▶ [TASK STATEMENT]: Copy out all lines where "temperature" appears.

──────── PROVIDED DATA ────────

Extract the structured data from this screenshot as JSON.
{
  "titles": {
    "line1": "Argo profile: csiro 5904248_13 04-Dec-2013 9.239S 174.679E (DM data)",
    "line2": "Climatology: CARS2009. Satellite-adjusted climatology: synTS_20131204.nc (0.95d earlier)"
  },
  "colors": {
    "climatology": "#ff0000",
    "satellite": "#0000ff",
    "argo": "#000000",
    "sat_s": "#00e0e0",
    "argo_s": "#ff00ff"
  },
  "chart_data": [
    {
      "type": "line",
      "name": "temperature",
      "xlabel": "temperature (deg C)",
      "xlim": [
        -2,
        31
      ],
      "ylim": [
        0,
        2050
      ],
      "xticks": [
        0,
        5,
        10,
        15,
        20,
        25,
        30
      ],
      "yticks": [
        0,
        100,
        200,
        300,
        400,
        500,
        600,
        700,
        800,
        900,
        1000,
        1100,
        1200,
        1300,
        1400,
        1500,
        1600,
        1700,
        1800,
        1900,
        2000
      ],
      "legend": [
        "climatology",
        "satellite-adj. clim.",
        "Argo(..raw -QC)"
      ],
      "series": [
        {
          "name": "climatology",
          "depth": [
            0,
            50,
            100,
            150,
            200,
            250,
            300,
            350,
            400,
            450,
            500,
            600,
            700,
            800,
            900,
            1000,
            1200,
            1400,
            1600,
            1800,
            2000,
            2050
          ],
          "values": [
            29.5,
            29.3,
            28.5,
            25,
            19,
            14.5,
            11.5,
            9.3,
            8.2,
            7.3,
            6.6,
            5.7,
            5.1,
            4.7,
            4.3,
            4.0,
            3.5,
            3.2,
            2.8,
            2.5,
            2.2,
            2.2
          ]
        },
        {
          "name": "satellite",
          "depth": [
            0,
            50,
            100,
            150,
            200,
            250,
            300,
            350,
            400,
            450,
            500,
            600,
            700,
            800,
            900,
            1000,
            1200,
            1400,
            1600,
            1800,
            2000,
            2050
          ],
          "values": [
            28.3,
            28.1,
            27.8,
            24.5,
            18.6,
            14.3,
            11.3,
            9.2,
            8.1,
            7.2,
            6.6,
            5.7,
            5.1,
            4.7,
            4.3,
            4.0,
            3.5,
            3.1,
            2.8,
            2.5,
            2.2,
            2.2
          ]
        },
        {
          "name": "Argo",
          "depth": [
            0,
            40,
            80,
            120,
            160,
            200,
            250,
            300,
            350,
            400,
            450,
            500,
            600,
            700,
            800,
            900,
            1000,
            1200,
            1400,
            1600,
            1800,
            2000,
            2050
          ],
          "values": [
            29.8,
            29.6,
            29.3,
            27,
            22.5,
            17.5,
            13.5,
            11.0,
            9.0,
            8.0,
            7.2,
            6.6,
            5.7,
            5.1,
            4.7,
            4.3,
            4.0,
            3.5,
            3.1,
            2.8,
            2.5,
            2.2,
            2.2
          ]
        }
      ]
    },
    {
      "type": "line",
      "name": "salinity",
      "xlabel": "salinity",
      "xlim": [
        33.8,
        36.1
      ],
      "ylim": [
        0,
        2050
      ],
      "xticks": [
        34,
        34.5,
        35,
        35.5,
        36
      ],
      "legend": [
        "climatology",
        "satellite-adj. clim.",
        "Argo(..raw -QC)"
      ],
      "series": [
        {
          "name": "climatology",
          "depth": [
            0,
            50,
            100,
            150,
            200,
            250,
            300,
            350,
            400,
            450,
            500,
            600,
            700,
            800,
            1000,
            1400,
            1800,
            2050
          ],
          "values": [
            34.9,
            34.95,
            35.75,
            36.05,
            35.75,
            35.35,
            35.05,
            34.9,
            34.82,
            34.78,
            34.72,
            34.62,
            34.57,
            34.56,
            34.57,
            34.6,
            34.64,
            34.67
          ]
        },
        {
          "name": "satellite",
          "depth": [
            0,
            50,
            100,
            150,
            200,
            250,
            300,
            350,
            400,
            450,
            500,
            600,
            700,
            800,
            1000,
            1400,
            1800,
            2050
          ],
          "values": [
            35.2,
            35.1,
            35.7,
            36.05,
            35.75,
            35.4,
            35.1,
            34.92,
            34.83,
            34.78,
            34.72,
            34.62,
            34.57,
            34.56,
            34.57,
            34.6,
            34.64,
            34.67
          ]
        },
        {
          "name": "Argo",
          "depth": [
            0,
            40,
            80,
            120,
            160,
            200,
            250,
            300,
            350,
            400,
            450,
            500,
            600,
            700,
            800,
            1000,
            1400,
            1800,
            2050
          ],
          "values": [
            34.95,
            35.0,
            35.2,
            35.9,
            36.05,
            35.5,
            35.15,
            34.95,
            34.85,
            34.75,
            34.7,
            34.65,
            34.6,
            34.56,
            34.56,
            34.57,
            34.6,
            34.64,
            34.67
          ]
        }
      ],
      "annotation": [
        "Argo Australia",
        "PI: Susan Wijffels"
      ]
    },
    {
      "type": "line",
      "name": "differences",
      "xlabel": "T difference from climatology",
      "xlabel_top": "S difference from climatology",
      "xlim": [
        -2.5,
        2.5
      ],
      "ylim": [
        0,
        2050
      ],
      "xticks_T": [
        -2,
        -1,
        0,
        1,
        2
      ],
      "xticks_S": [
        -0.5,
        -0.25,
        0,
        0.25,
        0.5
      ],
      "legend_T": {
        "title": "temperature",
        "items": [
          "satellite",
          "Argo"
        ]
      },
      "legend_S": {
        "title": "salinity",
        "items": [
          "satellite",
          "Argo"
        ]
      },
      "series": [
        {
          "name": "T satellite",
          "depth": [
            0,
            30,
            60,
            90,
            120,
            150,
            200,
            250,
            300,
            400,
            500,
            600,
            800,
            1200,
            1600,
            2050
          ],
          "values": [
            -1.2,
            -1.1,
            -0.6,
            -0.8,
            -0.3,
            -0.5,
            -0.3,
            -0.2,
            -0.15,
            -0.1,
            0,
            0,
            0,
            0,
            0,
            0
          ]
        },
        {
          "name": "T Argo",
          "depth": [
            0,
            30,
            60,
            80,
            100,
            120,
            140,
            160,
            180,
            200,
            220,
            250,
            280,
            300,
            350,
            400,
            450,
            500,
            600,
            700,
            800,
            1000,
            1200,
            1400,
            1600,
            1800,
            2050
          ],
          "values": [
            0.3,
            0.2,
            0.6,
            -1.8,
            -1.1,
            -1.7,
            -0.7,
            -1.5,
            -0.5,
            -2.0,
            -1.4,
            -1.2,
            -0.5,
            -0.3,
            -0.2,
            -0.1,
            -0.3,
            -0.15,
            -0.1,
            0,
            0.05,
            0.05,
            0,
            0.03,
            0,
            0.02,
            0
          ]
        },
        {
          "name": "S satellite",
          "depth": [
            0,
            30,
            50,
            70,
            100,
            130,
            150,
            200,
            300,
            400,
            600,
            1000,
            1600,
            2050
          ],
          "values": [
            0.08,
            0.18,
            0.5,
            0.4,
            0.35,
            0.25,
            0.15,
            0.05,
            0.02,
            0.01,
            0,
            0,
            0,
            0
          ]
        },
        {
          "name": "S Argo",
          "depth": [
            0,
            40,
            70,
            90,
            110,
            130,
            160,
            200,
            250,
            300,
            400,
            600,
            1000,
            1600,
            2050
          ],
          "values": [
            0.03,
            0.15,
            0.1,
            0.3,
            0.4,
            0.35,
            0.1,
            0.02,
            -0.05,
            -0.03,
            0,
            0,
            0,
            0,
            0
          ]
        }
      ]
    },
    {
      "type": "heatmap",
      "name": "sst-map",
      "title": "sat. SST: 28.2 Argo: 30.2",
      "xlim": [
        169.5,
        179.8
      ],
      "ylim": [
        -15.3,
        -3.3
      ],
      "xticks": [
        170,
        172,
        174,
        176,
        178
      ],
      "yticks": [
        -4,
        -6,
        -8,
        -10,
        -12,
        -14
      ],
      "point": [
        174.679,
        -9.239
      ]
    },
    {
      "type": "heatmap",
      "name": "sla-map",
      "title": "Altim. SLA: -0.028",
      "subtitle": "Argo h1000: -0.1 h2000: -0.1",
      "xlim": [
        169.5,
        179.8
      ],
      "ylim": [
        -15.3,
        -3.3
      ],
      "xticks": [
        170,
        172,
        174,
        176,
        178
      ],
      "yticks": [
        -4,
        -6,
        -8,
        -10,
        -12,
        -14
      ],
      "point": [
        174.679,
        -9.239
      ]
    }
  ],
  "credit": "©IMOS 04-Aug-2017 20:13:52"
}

────────

▶ [FINAL RESULT]:
      "name": "temperature",
      "xlabel": "temperature (deg C)",
        "title": "temperature",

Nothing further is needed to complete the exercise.